Exercise details: Print the data that follows exactly.

>>>>>

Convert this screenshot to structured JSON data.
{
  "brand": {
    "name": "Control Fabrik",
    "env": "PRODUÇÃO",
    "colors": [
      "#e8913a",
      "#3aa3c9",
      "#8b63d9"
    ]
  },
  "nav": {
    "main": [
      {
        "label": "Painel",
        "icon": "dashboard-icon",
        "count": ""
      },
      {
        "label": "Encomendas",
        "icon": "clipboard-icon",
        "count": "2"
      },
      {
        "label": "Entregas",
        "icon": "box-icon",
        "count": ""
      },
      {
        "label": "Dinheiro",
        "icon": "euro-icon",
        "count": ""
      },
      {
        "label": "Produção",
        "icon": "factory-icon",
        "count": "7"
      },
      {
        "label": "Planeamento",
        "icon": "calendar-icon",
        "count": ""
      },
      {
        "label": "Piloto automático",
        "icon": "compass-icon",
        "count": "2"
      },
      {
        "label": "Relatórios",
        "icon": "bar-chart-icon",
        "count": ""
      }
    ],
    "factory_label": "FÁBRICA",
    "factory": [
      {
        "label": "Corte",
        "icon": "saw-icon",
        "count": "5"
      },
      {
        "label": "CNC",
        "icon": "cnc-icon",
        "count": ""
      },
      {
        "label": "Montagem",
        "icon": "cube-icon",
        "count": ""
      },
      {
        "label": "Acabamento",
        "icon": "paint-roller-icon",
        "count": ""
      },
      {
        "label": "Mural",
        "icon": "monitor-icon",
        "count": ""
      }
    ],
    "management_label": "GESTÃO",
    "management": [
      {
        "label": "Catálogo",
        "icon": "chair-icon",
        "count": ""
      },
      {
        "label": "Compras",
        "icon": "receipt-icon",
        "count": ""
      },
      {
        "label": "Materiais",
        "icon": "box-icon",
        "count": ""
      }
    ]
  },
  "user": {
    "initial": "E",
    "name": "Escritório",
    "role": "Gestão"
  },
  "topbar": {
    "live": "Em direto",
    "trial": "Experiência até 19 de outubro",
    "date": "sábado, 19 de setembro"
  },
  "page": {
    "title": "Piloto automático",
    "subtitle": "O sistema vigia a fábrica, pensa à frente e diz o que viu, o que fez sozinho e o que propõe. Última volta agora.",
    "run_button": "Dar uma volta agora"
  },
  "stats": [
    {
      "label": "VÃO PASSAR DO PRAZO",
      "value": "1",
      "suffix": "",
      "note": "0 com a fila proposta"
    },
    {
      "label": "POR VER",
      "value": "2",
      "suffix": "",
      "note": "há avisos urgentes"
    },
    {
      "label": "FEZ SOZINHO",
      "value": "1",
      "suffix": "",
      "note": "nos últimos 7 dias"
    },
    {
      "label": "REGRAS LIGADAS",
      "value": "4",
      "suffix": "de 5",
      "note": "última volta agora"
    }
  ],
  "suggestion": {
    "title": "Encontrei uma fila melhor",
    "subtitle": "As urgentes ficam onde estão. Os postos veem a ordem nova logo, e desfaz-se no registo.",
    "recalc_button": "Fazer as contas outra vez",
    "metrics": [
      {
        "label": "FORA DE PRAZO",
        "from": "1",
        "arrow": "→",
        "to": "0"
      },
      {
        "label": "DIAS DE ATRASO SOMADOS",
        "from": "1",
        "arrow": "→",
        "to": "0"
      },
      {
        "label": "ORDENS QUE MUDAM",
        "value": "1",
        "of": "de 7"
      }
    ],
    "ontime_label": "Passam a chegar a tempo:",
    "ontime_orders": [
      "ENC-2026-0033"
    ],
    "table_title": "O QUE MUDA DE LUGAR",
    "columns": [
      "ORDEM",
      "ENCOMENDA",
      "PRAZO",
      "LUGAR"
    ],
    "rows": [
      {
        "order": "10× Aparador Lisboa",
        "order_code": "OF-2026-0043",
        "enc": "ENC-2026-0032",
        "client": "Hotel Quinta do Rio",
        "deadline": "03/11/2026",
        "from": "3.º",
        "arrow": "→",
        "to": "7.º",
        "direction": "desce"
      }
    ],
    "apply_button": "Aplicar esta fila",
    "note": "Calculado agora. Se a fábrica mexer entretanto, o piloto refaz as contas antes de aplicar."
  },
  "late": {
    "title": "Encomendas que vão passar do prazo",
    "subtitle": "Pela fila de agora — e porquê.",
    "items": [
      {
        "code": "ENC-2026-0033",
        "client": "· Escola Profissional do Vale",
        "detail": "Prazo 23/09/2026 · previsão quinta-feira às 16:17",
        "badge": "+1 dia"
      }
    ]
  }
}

<<<<<

Answer for this exercise:
Convert this screenshot to structured JSON data.
{
  "brand": {
    "name": "Control Fabrik",
    "env": "PRODUÇÃO",
    "colors": [
      "#e8913a",
      "#3aa3c9",
      "#8b63d9"
    ]
  },
  "nav": {
    "main": [
      {
        "label": "Painel",
        "icon": "dashboard-icon",
        "count": ""
      },
      {
        "label": "Encomendas",
        "icon": "clipboard-icon",
        "count": "2"
      },
      {
        "label": "Entregas",
        "icon": "box-icon",
        "count": ""
      },
      {
        "label": "Dinheiro",
        "icon": "euro-icon",
        "count": ""
      },
      {
        "label": "Produção",
        "icon": "factory-icon",
        "count": "7"
      },
      {
        "label": "Planeamento",
        "icon": "calendar-icon",
        "count": ""
      },
      {
        "label": "Piloto automático",
        "icon": "compass-icon",
        "count": "2"
      },
      {
        "label": "Relatórios",
        "icon": "bar-chart-icon",
        "count": ""
      }
    ],
    "factory_label": "FÁBRICA",
    "factory": [
      {
        "label": "Corte",
        "icon": "saw-icon",
        "count": "5"
      },
      {
        "label": "CNC",
        "icon": "cnc-icon",
        "count": ""
      },
      {
        "label": "Montagem",
        "icon": "cube-icon",
        "count": ""
      },
      {
        "label": "Acabamento",
        "icon": "paint-roller-icon",
        "count": ""
      },
      {
        "label": "Mural",
        "icon": "monitor-icon",
        "count": ""
      }
    ],
    "management_label": "GESTÃO",
    "management": [
      {
        "label": "Catálogo",
        "icon": "chair-icon",
        "count": ""
      },
      {
        "label": "Compras",
        "icon": "receipt-icon",
        "count": ""
      },
      {
        "label": "Materiais",
        "icon": "box-icon",
        "count": ""
      }
    ]
  },
  "user": {
    "initial": "E",
    "name": "Escritório",
    "role": "Gestão"
  },
  "topbar": {
    "live": "Em direto",
    "trial": "Experiência até 19 de outubro",
    "date": "sábado, 19 de setembro"
  },
  "page": {
    "title": "Piloto automático",
    "subtitle": "O sistema vigia a fábrica, pensa à frente e diz o que viu, o que fez sozinho e o que propõe. Última volta agora.",
    "run_button": "Dar uma volta agora"
  },
  "stats": [
    {
      "label": "VÃO PASSAR DO PRAZO",
      "value": "1",
      "suffix": "",
      "note": "0 com a fila proposta"
    },
    {
      "label": "POR VER",
      "value": "2",
      "suffix": "",
      "note": "há avisos urgentes"
    },
    {
      "label": "FEZ SOZINHO",
      "value": "1",
      "suffix": "",
      "note": "nos últimos 7 dias"
    },
    {
      "label": "REGRAS LIGADAS",
      "value": "4",
      "suffix": "de 5",
      "note": "última volta agora"
    }
  ],
  "suggestion": {
    "title": "Encontrei uma fila melhor",
    "subtitle": "As urgentes ficam onde estão. Os postos veem a ordem nova logo, e desfaz-se no registo.",
    "recalc_button": "Fazer as contas outra vez",
    "metrics": [
      {
        "label": "FORA DE PRAZO",
        "from": "1",
        "arrow": "→",
        "to": "0"
      },
      {
        "label": "DIAS DE ATRASO SOMADOS",
        "from": "1",
        "arrow": "→",
        "to": "0"
      },
      {
        "label": "ORDENS QUE MUDAM",
        "value": "1",
        "of": "de 7"
      }
    ],
    "ontime_label": "Passam a chegar a tempo:",
    "ontime_orders": [
      "ENC-2026-0033"
    ],
    "table_title": "O QUE MUDA DE LUGAR",
    "columns": [
      "ORDEM",
      "ENCOMENDA",
      "PRAZO",
      "LUGAR"
    ],
    "rows": [
      {
        "order": "10× Aparador Lisboa",
        "order_code": "OF-2026-0043",
        "enc": "ENC-2026-0032",
        "client": "Hotel Quinta do Rio",
        "deadline": "03/11/2026",
        "from": "3.º",
        "arrow": "→",
        "to": "7.º",
        "direction": "desce"
      }
    ],
    "apply_button": "Aplicar esta fila",
    "note": "Calculado agora. Se a fábrica mexer entretanto, o piloto refaz as contas antes de aplicar."
  },
  "late": {
    "title": "Encomendas que vão passar do prazo",
    "subtitle": "Pela fila de agora — e porquê.",
    "items": [
      {
        "code": "ENC-2026-0033",
        "client": "· Escola Profissional do Vale",
        "detail": "Prazo 23/09/2026 · previsão quinta-feira às 16:17",
        "badge": "+1 dia"
      }
    ]
  }
}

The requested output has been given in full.